#### Document passage

Wednesday, February 17, 2010

Should We Allow Young Kids at This Wedding? (Seriously)

Eeek. This is something that's had me worried.  My cousin emailed me a while back, asking if he could bring his kids to the wedding. My initial reaction is YES OF COURSE, MORE THE MERRIER! But then I stop myself...because this wedding isn't shaping up to be very...um... PG. I'd say it's more PG-13 verging on R, with a post-midnight soft-NC-17 rating at this point  Certainly not PG.  Here's why:
  1. Lots-o-Nude photography on the walls in the venue--->
  2. The Troast Contest
  3. The heavy emphasis on drinking.... hardcore drinking. Think Shots. And a Boot beer chugging contest between the bride and groom. Boxed wine, Gin n juice, homebrew, & honey wine. 
  4. Uncensored music for the dance party. Including Peaches' "Fuck the Pain Away" & Snoop Dogg's "Ain't No Fun"

########

Carry on the blog post about whether to allow young kids at the wedding, starting right after its fourth listed reason.

#### Records

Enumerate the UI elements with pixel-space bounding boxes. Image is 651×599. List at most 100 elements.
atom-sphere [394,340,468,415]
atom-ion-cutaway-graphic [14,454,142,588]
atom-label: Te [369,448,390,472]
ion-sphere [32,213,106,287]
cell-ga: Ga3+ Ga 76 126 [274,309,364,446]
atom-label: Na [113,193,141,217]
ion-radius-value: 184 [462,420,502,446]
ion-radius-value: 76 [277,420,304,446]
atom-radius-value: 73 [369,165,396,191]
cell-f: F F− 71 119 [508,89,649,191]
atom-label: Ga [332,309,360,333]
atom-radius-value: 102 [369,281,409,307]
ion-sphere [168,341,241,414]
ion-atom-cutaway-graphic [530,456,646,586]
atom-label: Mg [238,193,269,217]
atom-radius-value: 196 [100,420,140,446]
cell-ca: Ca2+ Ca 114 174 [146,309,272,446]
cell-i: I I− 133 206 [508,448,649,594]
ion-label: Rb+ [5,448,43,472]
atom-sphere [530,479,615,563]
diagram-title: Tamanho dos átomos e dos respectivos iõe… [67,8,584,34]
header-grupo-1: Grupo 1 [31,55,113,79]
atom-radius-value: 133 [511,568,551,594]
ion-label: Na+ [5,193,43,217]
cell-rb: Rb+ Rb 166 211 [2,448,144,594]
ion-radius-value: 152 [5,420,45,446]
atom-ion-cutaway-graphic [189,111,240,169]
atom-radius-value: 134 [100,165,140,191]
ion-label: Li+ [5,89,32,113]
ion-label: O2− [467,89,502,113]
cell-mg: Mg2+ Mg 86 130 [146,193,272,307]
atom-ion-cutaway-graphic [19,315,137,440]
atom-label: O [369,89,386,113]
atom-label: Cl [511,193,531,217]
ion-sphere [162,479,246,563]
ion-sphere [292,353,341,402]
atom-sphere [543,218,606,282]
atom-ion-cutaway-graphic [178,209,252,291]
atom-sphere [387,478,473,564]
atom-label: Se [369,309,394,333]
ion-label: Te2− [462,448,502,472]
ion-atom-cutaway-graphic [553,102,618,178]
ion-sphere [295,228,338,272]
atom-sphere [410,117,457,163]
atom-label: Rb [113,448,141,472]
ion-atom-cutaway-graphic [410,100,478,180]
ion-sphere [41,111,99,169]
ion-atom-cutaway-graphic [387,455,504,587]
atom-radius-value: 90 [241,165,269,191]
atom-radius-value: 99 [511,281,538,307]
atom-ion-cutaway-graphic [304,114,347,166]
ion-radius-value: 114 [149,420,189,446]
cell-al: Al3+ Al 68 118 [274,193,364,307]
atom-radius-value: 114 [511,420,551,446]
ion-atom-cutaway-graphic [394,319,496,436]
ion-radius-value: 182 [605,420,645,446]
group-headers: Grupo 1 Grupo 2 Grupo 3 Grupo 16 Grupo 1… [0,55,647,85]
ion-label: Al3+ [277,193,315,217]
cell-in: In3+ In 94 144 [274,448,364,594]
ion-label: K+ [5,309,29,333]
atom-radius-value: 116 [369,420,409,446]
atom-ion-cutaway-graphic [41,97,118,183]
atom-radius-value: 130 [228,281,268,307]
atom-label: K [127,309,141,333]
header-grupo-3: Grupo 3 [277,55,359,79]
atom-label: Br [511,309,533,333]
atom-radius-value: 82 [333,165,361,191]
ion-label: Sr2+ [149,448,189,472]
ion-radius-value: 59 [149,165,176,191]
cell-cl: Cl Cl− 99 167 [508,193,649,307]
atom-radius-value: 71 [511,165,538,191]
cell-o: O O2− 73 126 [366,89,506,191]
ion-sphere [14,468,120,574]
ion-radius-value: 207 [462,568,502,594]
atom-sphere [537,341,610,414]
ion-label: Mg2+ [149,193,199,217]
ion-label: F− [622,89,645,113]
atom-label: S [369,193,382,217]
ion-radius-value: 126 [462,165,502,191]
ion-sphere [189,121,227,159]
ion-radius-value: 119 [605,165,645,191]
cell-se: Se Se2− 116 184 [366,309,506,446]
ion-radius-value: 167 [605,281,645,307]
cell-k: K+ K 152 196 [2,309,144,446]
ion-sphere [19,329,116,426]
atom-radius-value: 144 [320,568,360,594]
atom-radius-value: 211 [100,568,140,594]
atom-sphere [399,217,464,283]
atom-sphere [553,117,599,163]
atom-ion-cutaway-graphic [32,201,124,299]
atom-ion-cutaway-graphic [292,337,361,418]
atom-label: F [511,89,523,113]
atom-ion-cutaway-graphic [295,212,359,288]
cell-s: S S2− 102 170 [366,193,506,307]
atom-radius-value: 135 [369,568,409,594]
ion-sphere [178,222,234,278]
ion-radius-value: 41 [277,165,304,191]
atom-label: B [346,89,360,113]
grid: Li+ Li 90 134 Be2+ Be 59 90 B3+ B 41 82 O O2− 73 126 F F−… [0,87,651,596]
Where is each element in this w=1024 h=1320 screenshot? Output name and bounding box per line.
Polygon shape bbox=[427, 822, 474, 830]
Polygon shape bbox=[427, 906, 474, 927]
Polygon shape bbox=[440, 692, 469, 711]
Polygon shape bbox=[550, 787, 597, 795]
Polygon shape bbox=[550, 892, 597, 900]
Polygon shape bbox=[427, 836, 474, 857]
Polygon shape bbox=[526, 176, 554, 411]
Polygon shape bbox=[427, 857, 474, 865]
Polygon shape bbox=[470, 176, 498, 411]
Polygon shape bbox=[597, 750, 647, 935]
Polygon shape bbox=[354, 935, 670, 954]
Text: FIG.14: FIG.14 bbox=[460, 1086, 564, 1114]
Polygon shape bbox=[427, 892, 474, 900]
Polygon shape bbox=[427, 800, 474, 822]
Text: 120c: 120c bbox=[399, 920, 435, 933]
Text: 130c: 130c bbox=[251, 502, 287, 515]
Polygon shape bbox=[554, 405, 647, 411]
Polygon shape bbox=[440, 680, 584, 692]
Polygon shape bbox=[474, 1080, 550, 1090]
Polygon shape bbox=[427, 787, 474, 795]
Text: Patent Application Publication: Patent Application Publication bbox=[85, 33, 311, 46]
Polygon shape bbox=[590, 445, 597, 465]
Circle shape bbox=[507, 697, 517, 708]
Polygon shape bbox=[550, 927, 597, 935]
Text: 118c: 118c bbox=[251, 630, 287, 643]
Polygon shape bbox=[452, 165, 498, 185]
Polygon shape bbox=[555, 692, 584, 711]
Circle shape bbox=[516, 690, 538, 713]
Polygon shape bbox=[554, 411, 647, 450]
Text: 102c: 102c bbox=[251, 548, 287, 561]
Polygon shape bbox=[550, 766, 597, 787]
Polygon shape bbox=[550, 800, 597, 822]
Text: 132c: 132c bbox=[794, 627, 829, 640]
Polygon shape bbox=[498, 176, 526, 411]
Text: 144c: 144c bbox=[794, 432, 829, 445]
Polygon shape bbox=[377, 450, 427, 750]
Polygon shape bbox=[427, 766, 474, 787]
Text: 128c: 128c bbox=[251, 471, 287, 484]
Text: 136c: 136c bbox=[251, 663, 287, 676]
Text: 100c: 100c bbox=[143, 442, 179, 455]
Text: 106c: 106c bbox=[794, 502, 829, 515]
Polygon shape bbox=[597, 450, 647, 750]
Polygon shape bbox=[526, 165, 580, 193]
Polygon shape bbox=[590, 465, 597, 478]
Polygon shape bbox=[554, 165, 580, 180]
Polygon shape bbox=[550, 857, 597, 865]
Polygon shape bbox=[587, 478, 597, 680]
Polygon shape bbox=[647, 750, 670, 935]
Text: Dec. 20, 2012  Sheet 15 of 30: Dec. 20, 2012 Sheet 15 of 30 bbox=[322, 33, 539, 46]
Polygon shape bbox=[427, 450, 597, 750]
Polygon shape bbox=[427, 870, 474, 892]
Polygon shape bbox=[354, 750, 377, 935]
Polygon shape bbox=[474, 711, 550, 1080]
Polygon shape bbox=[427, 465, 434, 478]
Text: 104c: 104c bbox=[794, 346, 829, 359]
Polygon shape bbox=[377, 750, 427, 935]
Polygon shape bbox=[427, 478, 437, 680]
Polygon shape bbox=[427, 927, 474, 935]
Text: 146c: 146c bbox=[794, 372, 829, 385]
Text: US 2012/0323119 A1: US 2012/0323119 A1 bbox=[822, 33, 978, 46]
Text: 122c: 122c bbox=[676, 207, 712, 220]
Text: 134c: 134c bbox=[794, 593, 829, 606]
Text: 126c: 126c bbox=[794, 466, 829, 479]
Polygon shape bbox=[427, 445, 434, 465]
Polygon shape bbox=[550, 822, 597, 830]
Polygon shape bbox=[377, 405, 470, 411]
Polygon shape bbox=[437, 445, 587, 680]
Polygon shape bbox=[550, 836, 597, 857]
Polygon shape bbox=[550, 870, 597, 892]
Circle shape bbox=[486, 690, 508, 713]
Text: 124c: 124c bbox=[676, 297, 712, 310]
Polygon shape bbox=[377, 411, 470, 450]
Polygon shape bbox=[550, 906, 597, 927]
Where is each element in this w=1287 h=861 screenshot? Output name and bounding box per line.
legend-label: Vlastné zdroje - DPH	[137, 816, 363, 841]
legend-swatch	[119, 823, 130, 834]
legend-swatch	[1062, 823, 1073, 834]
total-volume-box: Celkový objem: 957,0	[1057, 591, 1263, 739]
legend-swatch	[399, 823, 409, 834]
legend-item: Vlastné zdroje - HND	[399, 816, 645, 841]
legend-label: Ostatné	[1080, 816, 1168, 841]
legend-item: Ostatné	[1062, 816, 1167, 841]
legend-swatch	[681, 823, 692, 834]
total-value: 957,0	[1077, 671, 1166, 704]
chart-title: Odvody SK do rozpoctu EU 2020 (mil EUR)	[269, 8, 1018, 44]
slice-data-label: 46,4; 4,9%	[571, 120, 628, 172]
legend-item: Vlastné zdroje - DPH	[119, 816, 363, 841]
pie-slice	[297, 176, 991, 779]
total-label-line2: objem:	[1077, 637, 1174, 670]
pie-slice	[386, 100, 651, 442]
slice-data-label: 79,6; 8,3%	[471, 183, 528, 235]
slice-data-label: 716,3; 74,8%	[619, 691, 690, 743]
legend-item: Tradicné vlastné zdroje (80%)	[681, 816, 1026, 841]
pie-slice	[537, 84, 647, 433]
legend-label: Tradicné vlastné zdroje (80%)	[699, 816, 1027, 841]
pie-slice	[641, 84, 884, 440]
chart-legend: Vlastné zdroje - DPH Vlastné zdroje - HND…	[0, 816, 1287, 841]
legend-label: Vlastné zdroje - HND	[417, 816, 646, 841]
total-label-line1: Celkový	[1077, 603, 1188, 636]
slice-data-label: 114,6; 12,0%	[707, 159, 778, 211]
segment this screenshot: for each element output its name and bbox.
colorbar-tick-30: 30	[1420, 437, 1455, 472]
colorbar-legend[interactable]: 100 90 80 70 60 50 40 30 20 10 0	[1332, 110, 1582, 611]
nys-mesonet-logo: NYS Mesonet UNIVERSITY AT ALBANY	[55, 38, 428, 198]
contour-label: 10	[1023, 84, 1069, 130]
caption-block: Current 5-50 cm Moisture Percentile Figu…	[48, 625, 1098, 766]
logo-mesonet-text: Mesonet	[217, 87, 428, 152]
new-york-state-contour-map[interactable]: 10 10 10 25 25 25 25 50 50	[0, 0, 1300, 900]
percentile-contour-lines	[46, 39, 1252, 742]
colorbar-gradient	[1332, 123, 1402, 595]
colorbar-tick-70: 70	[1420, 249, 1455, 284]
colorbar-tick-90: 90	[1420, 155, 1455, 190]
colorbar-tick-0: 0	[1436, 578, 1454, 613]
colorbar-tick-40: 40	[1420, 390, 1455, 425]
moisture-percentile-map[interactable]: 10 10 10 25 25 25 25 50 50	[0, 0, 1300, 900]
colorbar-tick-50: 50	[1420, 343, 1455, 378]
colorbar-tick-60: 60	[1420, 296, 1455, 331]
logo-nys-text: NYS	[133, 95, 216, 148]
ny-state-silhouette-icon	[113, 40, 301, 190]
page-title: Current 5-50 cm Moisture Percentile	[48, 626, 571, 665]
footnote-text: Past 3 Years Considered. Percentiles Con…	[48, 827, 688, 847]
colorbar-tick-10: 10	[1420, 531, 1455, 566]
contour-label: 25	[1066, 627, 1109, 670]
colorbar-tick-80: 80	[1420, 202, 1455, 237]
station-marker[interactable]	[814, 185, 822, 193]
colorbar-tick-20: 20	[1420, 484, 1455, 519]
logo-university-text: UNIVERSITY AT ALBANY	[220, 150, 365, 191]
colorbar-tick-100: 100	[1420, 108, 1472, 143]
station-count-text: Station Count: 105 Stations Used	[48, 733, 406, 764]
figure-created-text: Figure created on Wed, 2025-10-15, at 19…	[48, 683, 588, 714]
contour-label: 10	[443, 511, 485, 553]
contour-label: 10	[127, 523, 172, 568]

########

**Final answer:**
  5. Foul language encouraged at every turn
  6. Party don't end til 1:30 AM 
  7. The venue is in a seedy area of downtown. There's a strip club directly across the street from it.
  8. No extra money in the budget for children's entertainment... unless you count staring at the booty shaking/humping spectacle being made on the dance floor as appropriate entertainment for kids
  9. The food. Not sure kids would necessarily like eating tofu and short rib tacos, but maybe...
  10. And last but certainly NOT least, I like to grab my crotch on the dance floor... and I ain't gonna censor that shit on my wedding day. 
So, if you were a parent, and you saw this list, would you want to bring your children to our wedding?  Seriously.  Please. I need your help.

Or am I just being overly-cautious here?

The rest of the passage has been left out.